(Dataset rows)

** Start **

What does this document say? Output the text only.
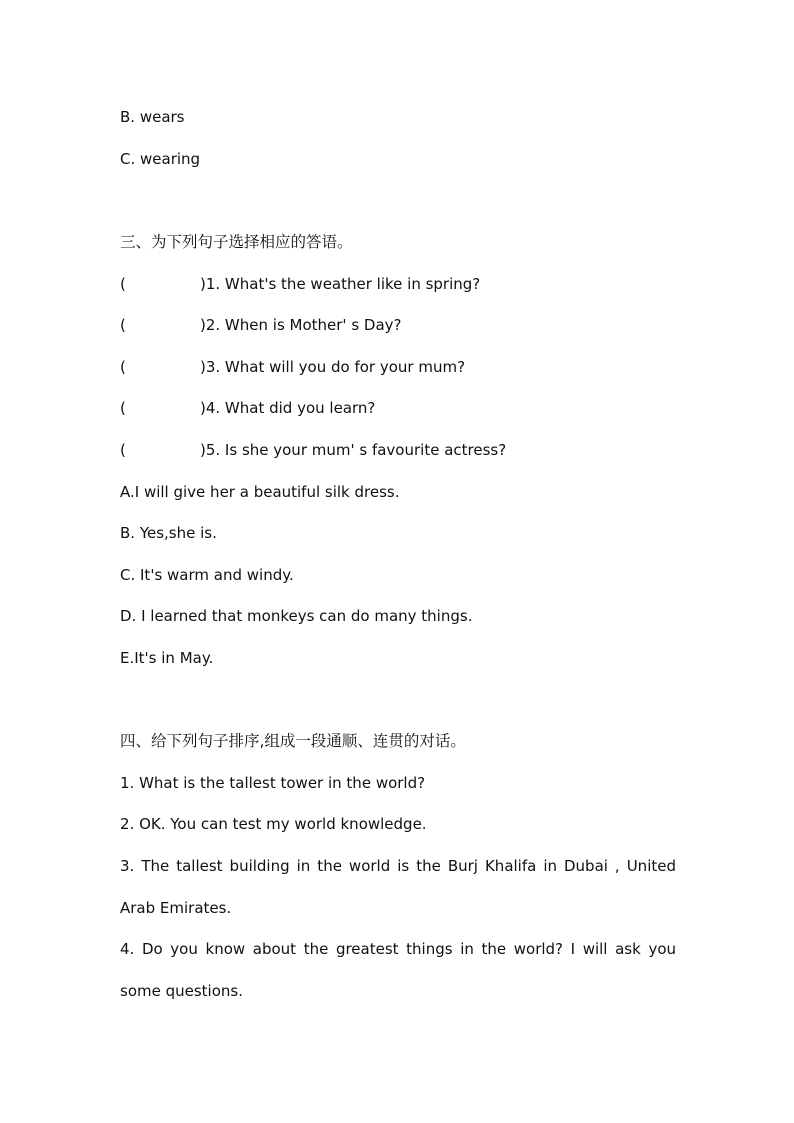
B. wears
C. wearing
三、为下列句子选择相应的答语。
(	)1. What's the weather like in spring?
(	)2. When is Mother' s Day?
(	)3. What will you do for your mum?
(	)4. What did you learn?
(	)5. Is she your mum' s favourite actress?
A.I will give her a beautiful silk dress.
B. Yes,she is.
C. It's warm and windy.
D. I learned that monkeys can do many things.
E.It's in May.
四、给下列句子排序,组成一段通顺、连贯的对话。
1. What is the tallest tower in the world?
2. OK. You can test my world knowledge.
3. The tallest building in the world is the Burj Khalifa in Dubai , United
Arab Emirates.
4. Do you know about the greatest things in the world? I will ask you
some questions.
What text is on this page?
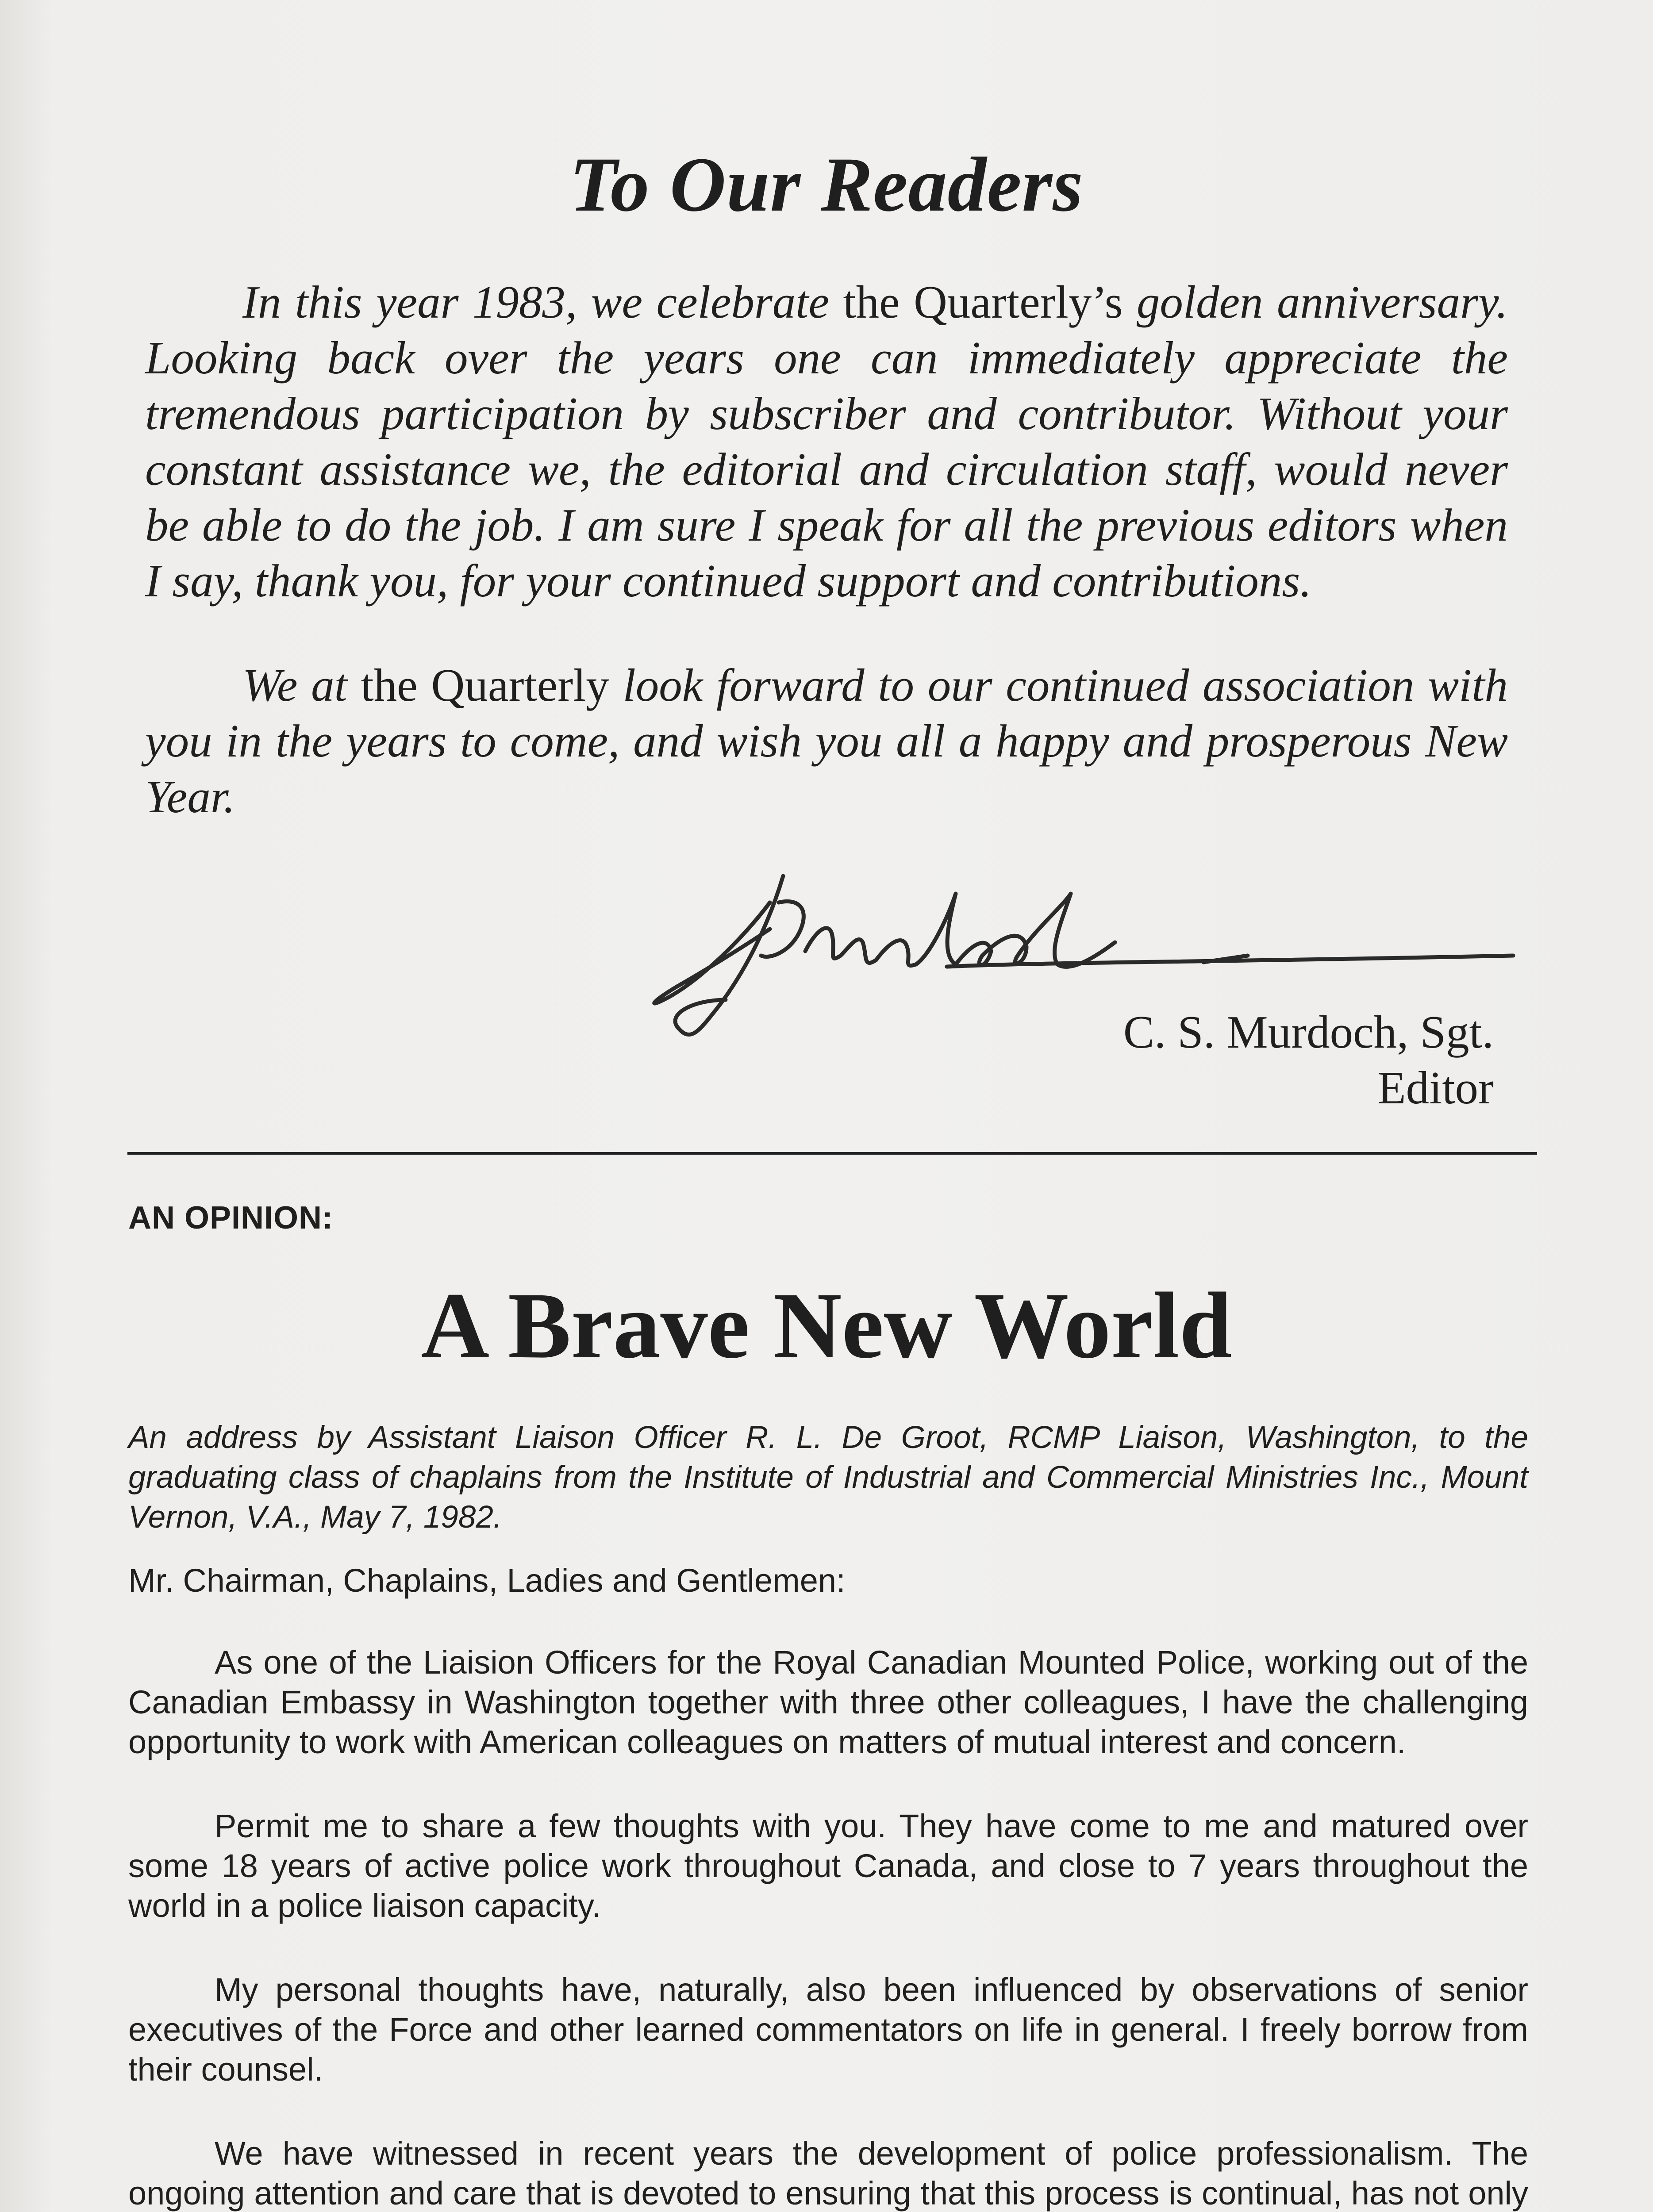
To Our Readers

In this year 1983, we celebrate the Quarterly’s golden anniversary. Looking back over the years one can immediately appreciate the tremendous participation by subscriber and contributor. Without your constant assistance we, the editorial and circulation staff, would never be able to do the job. I am sure I speak for all the previous editors when I say, thank you, for your continued support and contributions.

We at the Quarterly look forward to our continued association with you in the years to come, and wish you all a happy and prosperous New Year.

C. S. Murdoch, Sgt.
Editor
AN OPINION:
A Brave New World
An address by Assistant Liaison Officer R. L. De Groot, RCMP Liaison, Washington, to the graduating class of chaplains from the Institute of Industrial and Commercial Ministries Inc., Mount Vernon, V.A., May 7, 1982.

Mr. Chairman, Chaplains, Ladies and Gentlemen:

As one of the Liaision Officers for the Royal Canadian Mounted Police, working out of the Canadian Embassy in Washington together with three other colleagues, I have the challenging opportunity to work with American colleagues on matters of mutual interest and concern.

Permit me to share a few thoughts with you. They have come to me and matured over some 18 years of active police work throughout Canada, and close to 7 years throughout the world in a police liaison capacity.

My personal thoughts have, naturally, also been influenced by observations of senior executives of the Force and other learned commentators on life in general. I freely borrow from their counsel.

We have witnessed in recent years the development of police professionalism. The ongoing attention and care that is devoted to ensuring that this process is continual, has not only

** End **

Task to carry out: From the listing, extract all text exactly as given and drop any picture.

Answer for this exercise:
What does this document say? Output the text only.
B. wears
C. wearing
三、为下列句子选择相应的答语。
(	)1. What's the weather like in spring?
(	)2. When is Mother' s Day?
(	)3. What will you do for your mum?
(	)4. What did you learn?
(	)5. Is she your mum' s favourite actress?
A.I will give her a beautiful silk dress.
B. Yes,she is.
C. It's warm and windy.
D. I learned that monkeys can do many things.
E.It's in May.
四、给下列句子排序,组成一段通顺、连贯的对话。
1. What is the tallest tower in the world?
2. OK. You can test my world knowledge.
3. The tallest building in the world is the Burj Khalifa in Dubai , United
Arab Emirates.
4. Do you know about the greatest things in the world? I will ask you
some questions.
What text is on this page?
To Our Readers

In this year 1983, we celebrate the Quarterly’s golden anniversary. Looking back over the years one can immediately appreciate the tremendous participation by subscriber and contributor. Without your constant assistance we, the editorial and circulation staff, would never be able to do the job. I am sure I speak for all the previous editors when I say, thank you, for your continued support and contributions.

We at the Quarterly look forward to our continued association with you in the years to come, and wish you all a happy and prosperous New Year.

C. S. Murdoch, Sgt.
Editor
AN OPINION:
A Brave New World
An address by Assistant Liaison Officer R. L. De Groot, RCMP Liaison, Washington, to the graduating class of chaplains from the Institute of Industrial and Commercial Ministries Inc., Mount Vernon, V.A., May 7, 1982.

Mr. Chairman, Chaplains, Ladies and Gentlemen:

As one of the Liaision Officers for the Royal Canadian Mounted Police, working out of the Canadian Embassy in Washington together with three other colleagues, I have the challenging opportunity to work with American colleagues on matters of mutual interest and concern.

Permit me to share a few thoughts with you. They have come to me and matured over some 18 years of active police work throughout Canada, and close to 7 years throughout the world in a police liaison capacity.

My personal thoughts have, naturally, also been influenced by observations of senior executives of the Force and other learned commentators on life in general. I freely borrow from their counsel.

We have witnessed in recent years the development of police professionalism. The ongoing attention and care that is devoted to ensuring that this process is continual, has not only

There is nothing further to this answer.